▸ **WHAT TO WORK ON**
Reproduce all the entries precisely.

▸ **SOURCE MATERIAL**
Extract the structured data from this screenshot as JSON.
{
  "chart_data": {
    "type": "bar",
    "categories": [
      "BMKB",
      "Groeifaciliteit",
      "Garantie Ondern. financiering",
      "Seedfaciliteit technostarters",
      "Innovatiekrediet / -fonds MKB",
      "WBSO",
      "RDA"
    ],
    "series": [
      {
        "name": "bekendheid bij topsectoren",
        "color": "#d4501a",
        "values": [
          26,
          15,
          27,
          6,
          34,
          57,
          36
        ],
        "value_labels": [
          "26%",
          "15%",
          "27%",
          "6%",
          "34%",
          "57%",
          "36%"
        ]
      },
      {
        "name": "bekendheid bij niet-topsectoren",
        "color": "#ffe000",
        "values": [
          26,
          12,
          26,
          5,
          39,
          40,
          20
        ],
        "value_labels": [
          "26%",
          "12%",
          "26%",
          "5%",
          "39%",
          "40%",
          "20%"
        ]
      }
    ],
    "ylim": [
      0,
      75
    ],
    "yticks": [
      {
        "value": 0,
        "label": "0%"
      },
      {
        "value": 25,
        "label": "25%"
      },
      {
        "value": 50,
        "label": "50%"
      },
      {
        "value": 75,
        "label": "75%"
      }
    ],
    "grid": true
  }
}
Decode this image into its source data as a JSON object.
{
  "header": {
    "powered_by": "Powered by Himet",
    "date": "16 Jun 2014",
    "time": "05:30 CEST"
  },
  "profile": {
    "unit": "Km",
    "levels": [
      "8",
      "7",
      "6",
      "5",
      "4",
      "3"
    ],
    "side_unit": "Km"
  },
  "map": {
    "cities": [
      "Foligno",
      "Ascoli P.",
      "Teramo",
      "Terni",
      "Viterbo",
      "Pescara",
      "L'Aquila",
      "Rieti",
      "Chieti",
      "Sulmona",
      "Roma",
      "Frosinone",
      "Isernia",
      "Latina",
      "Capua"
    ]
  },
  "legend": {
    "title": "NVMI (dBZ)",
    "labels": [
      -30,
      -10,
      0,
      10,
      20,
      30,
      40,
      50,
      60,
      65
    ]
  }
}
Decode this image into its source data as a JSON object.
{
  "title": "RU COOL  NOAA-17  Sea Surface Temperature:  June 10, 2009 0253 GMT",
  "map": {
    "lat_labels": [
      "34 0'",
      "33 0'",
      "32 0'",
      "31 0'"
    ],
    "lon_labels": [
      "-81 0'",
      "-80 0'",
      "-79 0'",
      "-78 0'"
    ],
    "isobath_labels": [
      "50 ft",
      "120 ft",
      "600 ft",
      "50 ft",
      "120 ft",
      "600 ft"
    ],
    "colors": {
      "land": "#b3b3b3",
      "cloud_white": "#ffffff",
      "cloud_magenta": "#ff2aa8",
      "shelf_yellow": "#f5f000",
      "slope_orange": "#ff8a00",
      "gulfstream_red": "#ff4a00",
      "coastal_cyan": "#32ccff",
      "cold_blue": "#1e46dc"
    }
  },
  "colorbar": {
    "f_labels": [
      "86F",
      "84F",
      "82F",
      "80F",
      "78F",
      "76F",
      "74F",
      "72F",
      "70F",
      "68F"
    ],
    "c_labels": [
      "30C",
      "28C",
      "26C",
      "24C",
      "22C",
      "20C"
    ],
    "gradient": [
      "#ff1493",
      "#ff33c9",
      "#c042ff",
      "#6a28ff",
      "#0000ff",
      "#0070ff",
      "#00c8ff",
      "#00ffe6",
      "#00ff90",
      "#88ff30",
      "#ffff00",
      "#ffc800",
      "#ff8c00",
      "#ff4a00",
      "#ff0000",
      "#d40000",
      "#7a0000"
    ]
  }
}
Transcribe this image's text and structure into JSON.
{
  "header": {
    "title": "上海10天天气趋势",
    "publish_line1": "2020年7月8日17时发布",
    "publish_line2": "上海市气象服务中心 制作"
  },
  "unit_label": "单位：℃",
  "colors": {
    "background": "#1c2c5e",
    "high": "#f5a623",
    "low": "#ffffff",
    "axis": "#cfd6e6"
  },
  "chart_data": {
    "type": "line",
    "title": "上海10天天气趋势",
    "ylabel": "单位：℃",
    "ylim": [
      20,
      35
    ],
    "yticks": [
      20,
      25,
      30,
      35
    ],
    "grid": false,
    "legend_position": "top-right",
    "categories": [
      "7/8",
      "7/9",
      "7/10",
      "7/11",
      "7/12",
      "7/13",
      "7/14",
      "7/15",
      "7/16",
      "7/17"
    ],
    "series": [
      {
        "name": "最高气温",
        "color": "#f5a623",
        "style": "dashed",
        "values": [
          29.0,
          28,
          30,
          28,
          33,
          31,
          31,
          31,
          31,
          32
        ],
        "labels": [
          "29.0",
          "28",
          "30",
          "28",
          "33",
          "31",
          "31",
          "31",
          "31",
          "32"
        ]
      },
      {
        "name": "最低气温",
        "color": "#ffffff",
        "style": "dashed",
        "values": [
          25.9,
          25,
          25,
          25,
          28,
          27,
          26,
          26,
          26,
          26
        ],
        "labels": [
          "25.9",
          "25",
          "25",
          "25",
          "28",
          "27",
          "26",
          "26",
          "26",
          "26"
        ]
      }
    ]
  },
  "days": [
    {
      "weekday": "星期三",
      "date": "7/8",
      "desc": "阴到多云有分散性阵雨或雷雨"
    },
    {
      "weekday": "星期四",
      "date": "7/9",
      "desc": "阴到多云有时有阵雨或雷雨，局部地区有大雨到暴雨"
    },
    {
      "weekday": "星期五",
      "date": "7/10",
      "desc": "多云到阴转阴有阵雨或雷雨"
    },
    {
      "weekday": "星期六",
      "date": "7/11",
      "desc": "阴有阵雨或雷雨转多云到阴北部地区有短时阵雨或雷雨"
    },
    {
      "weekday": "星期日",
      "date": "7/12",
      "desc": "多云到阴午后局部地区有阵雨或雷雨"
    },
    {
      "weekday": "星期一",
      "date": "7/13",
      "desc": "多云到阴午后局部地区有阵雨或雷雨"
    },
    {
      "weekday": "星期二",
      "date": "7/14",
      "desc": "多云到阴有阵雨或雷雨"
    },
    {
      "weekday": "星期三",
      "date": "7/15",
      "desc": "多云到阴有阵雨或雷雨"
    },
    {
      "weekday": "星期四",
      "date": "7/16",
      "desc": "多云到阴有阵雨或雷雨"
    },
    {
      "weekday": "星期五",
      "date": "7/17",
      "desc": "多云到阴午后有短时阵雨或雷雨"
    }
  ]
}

▸ **COMPLETED EXERCISE**
Extract the structured data from this screenshot as JSON.
{
  "chart_data": {
    "type": "bar",
    "categories": [
      "BMKB",
      "Groeifaciliteit",
      "Garantie Ondern. financiering",
      "Seedfaciliteit technostarters",
      "Innovatiekrediet / -fonds MKB",
      "WBSO",
      "RDA"
    ],
    "series": [
      {
        "name": "bekendheid bij topsectoren",
        "color": "#d4501a",
        "values": [
          26,
          15,
          27,
          6,
          34,
          57,
          36
        ],
        "value_labels": [
          "26%",
          "15%",
          "27%",
          "6%",
          "34%",
          "57%",
          "36%"
        ]
      },
      {
        "name": "bekendheid bij niet-topsectoren",
        "color": "#ffe000",
        "values": [
          26,
          12,
          26,
          5,
          39,
          40,
          20
        ],
        "value_labels": [
          "26%",
          "12%",
          "26%",
          "5%",
          "39%",
          "40%",
          "20%"
        ]
      }
    ],
    "ylim": [
      0,
      75
    ],
    "yticks": [
      {
        "value": 0,
        "label": "0%"
      },
      {
        "value": 25,
        "label": "25%"
      },
      {
        "value": 50,
        "label": "50%"
      },
      {
        "value": 75,
        "label": "75%"
      }
    ],
    "grid": true
  }
}
Decode this image into its source data as a JSON object.
{
  "header": {
    "powered_by": "Powered by Himet",
    "date": "16 Jun 2014",
    "time": "05:30 CEST"
  },
  "profile": {
    "unit": "Km",
    "levels": [
      "8",
      "7",
      "6",
      "5",
      "4",
      "3"
    ],
    "side_unit": "Km"
  },
  "map": {
    "cities": [
      "Foligno",
      "Ascoli P.",
      "Teramo",
      "Terni",
      "Viterbo",
      "Pescara",
      "L'Aquila",
      "Rieti",
      "Chieti",
      "Sulmona",
      "Roma",
      "Frosinone",
      "Isernia",
      "Latina",
      "Capua"
    ]
  },
  "legend": {
    "title": "NVMI (dBZ)",
    "labels": [
      -30,
      -10,
      0,
      10,
      20,
      30,
      40,
      50,
      60,
      65
    ]
  }
}
Decode this image into its source data as a JSON object.
{
  "title": "RU COOL  NOAA-17  Sea Surface Temperature:  June 10, 2009 0253 GMT",
  "map": {
    "lat_labels": [
      "34 0'",
      "33 0'",
      "32 0'",
      "31 0'"
    ],
    "lon_labels": [
      "-81 0'",
      "-80 0'",
      "-79 0'",
      "-78 0'"
    ],
    "isobath_labels": [
      "50 ft",
      "120 ft",
      "600 ft",
      "50 ft",
      "120 ft",
      "600 ft"
    ],
    "colors": {
      "land": "#b3b3b3",
      "cloud_white": "#ffffff",
      "cloud_magenta": "#ff2aa8",
      "shelf_yellow": "#f5f000",
      "slope_orange": "#ff8a00",
      "gulfstream_red": "#ff4a00",
      "coastal_cyan": "#32ccff",
      "cold_blue": "#1e46dc"
    }
  },
  "colorbar": {
    "f_labels": [
      "86F",
      "84F",
      "82F",
      "80F",
      "78F",
      "76F",
      "74F",
      "72F",
      "70F",
      "68F"
    ],
    "c_labels": [
      "30C",
      "28C",
      "26C",
      "24C",
      "22C",
      "20C"
    ],
    "gradient": [
      "#ff1493",
      "#ff33c9",
      "#c042ff",
      "#6a28ff",
      "#0000ff",
      "#0070ff",
      "#00c8ff",
      "#00ffe6",
      "#00ff90",
      "#88ff30",
      "#ffff00",
      "#ffc800",
      "#ff8c00",
      "#ff4a00",
      "#ff0000",
      "#d40000",
      "#7a0000"
    ]
  }
}
Transcribe this image's text and structure into JSON.
{
  "header": {
    "title": "上海10天天气趋势",
    "publish_line1": "2020年7月8日17时发布",
    "publish_line2": "上海市气象服务中心 制作"
  },
  "unit_label": "单位：℃",
  "colors": {
    "background": "#1c2c5e",
    "high": "#f5a623",
    "low": "#ffffff",
    "axis": "#cfd6e6"
  },
  "chart_data": {
    "type": "line",
    "title": "上海10天天气趋势",
    "ylabel": "单位：℃",
    "ylim": [
      20,
      35
    ],
    "yticks": [
      20,
      25,
      30,
      35
    ],
    "grid": false,
    "legend_position": "top-right",
    "categories": [
      "7/8",
      "7/9",
      "7/10",
      "7/11",
      "7/12",
      "7/13",
      "7/14",
      "7/15",
      "7/16",
      "7/17"
    ],
    "series": [
      {
        "name": "最高气温",
        "color": "#f5a623",
        "style": "dashed",
        "values": [
          29.0,
          28,
          30,
          28,
          33,
          31,
          31,
          31,
          31,
          32
        ],
        "labels": [
          "29.0",
          "28",
          "30",
          "28",
          "33",
          "31",
          "31",
          "31",
          "31",
          "32"
        ]
      },
      {
        "name": "最低气温",
        "color": "#ffffff",
        "style": "dashed",
        "values": [
          25.9,
          25,
          25,
          25,
          28,
          27,
          26,
          26,
          26,
          26
        ],
        "labels": [
          "25.9",
          "25",
          "25",
          "25",
          "28",
          "27",
          "26",
          "26",
          "26",
          "26"
        ]
      }
    ]
  },
  "days": [
    {
      "weekday": "星期三",
      "date": "7/8",
      "desc": "阴到多云有分散性阵雨或雷雨"
    },
    {
      "weekday": "星期四",
      "date": "7/9",
      "desc": "阴到多云有时有阵雨或雷雨，局部地区有大雨到暴雨"
    },
    {
      "weekday": "星期五",
      "date": "7/10",
      "desc": "多云到阴转阴有阵雨或雷雨"
    },
    {
      "weekday": "星期六",
      "date": "7/11",
      "desc": "阴有阵雨或雷雨转多云到阴北部地区有短时阵雨或雷雨"
    },
    {
      "weekday": "星期日",
      "date": "7/12",
      "desc": "多云到阴午后局部地区有阵雨或雷雨"
    },
    {
      "weekday": "星期一",
      "date": "7/13",
      "desc": "多云到阴午后局部地区有阵雨或雷雨"
    },
    {
      "weekday": "星期二",
      "date": "7/14",
      "desc": "多云到阴有阵雨或雷雨"
    },
    {
      "weekday": "星期三",
      "date": "7/15",
      "desc": "多云到阴有阵雨或雷雨"
    },
    {
      "weekday": "星期四",
      "date": "7/16",
      "desc": "多云到阴有阵雨或雷雨"
    },
    {
      "weekday": "星期五",
      "date": "7/17",
      "desc": "多云到阴午后有短时阵雨或雷雨"
    }
  ]
}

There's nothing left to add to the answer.